▸ **ARBEITSAUFTRAG**
Schreib alle folgenden Daten Zeile für Zeile unverändert ab.

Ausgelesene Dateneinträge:
• • •

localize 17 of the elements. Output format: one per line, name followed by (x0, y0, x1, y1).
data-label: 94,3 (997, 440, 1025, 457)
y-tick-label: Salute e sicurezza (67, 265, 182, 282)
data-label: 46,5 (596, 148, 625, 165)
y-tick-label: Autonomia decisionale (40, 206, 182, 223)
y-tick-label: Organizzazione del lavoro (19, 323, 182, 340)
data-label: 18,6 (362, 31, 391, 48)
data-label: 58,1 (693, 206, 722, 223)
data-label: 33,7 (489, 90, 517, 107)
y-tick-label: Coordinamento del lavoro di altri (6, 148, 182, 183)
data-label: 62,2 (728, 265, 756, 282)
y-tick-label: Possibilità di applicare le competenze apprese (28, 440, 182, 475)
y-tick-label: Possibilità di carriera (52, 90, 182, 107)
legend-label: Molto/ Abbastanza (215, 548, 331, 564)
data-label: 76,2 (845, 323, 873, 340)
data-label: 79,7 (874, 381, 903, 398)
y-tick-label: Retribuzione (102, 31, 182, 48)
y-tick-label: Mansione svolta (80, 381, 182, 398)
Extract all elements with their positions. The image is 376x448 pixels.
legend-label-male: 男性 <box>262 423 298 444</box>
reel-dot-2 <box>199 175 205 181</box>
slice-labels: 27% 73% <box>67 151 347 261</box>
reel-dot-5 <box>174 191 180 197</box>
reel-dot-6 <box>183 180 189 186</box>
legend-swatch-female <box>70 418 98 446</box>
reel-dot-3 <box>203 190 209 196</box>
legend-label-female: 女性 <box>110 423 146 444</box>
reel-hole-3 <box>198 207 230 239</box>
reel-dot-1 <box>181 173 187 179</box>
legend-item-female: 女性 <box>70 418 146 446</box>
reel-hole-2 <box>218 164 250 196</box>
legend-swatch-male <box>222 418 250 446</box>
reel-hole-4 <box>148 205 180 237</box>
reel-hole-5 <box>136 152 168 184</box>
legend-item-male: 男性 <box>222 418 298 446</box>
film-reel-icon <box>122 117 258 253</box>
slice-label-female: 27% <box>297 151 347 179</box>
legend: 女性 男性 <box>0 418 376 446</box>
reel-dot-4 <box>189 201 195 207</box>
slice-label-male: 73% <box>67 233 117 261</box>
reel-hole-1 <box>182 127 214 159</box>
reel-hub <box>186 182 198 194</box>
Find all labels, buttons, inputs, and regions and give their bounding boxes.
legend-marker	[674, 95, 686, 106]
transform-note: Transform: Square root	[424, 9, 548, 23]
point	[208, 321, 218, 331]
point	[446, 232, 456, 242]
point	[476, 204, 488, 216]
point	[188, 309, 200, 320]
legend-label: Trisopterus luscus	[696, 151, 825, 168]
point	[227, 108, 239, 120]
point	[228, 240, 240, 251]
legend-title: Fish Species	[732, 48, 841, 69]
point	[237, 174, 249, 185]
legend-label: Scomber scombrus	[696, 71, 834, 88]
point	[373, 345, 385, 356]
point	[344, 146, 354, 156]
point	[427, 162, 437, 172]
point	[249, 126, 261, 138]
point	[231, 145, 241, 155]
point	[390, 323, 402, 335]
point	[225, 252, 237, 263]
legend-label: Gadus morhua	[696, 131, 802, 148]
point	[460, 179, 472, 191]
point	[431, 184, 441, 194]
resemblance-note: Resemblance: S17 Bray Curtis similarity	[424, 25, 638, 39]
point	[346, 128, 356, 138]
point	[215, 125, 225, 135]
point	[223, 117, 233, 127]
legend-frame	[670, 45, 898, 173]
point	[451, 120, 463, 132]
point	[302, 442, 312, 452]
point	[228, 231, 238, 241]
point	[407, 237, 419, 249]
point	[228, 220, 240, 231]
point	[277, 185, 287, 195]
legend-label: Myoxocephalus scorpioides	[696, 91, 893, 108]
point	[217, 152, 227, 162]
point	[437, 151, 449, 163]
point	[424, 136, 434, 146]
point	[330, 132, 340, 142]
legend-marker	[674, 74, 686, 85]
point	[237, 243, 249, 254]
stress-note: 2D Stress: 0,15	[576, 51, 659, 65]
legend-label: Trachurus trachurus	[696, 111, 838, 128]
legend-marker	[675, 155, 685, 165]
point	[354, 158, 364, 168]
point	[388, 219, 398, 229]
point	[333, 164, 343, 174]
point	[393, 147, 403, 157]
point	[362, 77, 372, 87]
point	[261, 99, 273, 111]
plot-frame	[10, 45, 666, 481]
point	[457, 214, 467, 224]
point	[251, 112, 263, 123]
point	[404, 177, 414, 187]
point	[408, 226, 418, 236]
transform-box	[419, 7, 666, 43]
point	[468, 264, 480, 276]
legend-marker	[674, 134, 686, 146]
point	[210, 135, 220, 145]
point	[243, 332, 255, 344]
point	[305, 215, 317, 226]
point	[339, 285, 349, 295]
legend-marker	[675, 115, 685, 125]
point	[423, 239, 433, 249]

• • •

▸ **LÖSUNG DER AUFGABE**
localize 17 of the elements. Output format: one per line, name followed by (x0, y0, x1, y1).
data-label: 94,3 (997, 440, 1025, 457)
y-tick-label: Salute e sicurezza (67, 265, 182, 282)
data-label: 46,5 (596, 148, 625, 165)
y-tick-label: Autonomia decisionale (40, 206, 182, 223)
y-tick-label: Organizzazione del lavoro (19, 323, 182, 340)
data-label: 18,6 (362, 31, 391, 48)
data-label: 58,1 (693, 206, 722, 223)
data-label: 33,7 (489, 90, 517, 107)
y-tick-label: Coordinamento del lavoro di altri (6, 148, 182, 183)
data-label: 62,2 (728, 265, 756, 282)
y-tick-label: Possibilità di applicare le competenze apprese (28, 440, 182, 475)
y-tick-label: Possibilità di carriera (52, 90, 182, 107)
legend-label: Molto/ Abbastanza (215, 548, 331, 564)
data-label: 76,2 (845, 323, 873, 340)
data-label: 79,7 (874, 381, 903, 398)
y-tick-label: Retribuzione (102, 31, 182, 48)
y-tick-label: Mansione svolta (80, 381, 182, 398)
Extract all elements with their positions. The image is 376x448 pixels.
legend-label-male: 男性 <box>262 423 298 444</box>
reel-dot-2 <box>199 175 205 181</box>
slice-labels: 27% 73% <box>67 151 347 261</box>
reel-dot-5 <box>174 191 180 197</box>
reel-dot-6 <box>183 180 189 186</box>
legend-swatch-female <box>70 418 98 446</box>
reel-dot-3 <box>203 190 209 196</box>
legend-label-female: 女性 <box>110 423 146 444</box>
reel-hole-3 <box>198 207 230 239</box>
reel-dot-1 <box>181 173 187 179</box>
legend-item-female: 女性 <box>70 418 146 446</box>
reel-hole-2 <box>218 164 250 196</box>
legend-swatch-male <box>222 418 250 446</box>
reel-hole-4 <box>148 205 180 237</box>
reel-hole-5 <box>136 152 168 184</box>
legend-item-male: 男性 <box>222 418 298 446</box>
film-reel-icon <box>122 117 258 253</box>
slice-label-female: 27% <box>297 151 347 179</box>
legend: 女性 男性 <box>0 418 376 446</box>
reel-dot-4 <box>189 201 195 207</box>
slice-label-male: 73% <box>67 233 117 261</box>
reel-hole-1 <box>182 127 214 159</box>
reel-hub <box>186 182 198 194</box>
Find all labels, buttons, inputs, and regions and give their bounding boxes.
legend-marker	[674, 95, 686, 106]
transform-note: Transform: Square root	[424, 9, 548, 23]
point	[208, 321, 218, 331]
point	[446, 232, 456, 242]
point	[476, 204, 488, 216]
point	[188, 309, 200, 320]
legend-label: Trisopterus luscus	[696, 151, 825, 168]
point	[227, 108, 239, 120]
point	[228, 240, 240, 251]
legend-title: Fish Species	[732, 48, 841, 69]
point	[237, 174, 249, 185]
legend-label: Scomber scombrus	[696, 71, 834, 88]
point	[373, 345, 385, 356]
point	[344, 146, 354, 156]
point	[427, 162, 437, 172]
point	[249, 126, 261, 138]
point	[231, 145, 241, 155]
point	[390, 323, 402, 335]
point	[225, 252, 237, 263]
legend-label: Gadus morhua	[696, 131, 802, 148]
point	[460, 179, 472, 191]
point	[431, 184, 441, 194]
resemblance-note: Resemblance: S17 Bray Curtis similarity	[424, 25, 638, 39]
point	[346, 128, 356, 138]
point	[215, 125, 225, 135]
point	[223, 117, 233, 127]
legend-frame	[670, 45, 898, 173]
point	[451, 120, 463, 132]
point	[302, 442, 312, 452]
point	[228, 231, 238, 241]
point	[407, 237, 419, 249]
point	[228, 220, 240, 231]
point	[277, 185, 287, 195]
legend-label: Myoxocephalus scorpioides	[696, 91, 893, 108]
point	[217, 152, 227, 162]
point	[437, 151, 449, 163]
point	[424, 136, 434, 146]
point	[330, 132, 340, 142]
legend-marker	[674, 74, 686, 85]
point	[237, 243, 249, 254]
stress-note: 2D Stress: 0,15	[576, 51, 659, 65]
legend-label: Trachurus trachurus	[696, 111, 838, 128]
legend-marker	[675, 155, 685, 165]
point	[354, 158, 364, 168]
point	[388, 219, 398, 229]
point	[333, 164, 343, 174]
point	[393, 147, 403, 157]
point	[362, 77, 372, 87]
point	[261, 99, 273, 111]
plot-frame	[10, 45, 666, 481]
point	[457, 214, 467, 224]
point	[251, 112, 263, 123]
point	[404, 177, 414, 187]
point	[408, 226, 418, 236]
transform-box	[419, 7, 666, 43]
point	[468, 264, 480, 276]
legend-marker	[674, 134, 686, 146]
point	[210, 135, 220, 145]
point	[243, 332, 255, 344]
point	[305, 215, 317, 226]
point	[339, 285, 349, 295]
legend-marker	[675, 115, 685, 125]
point	[423, 239, 433, 249]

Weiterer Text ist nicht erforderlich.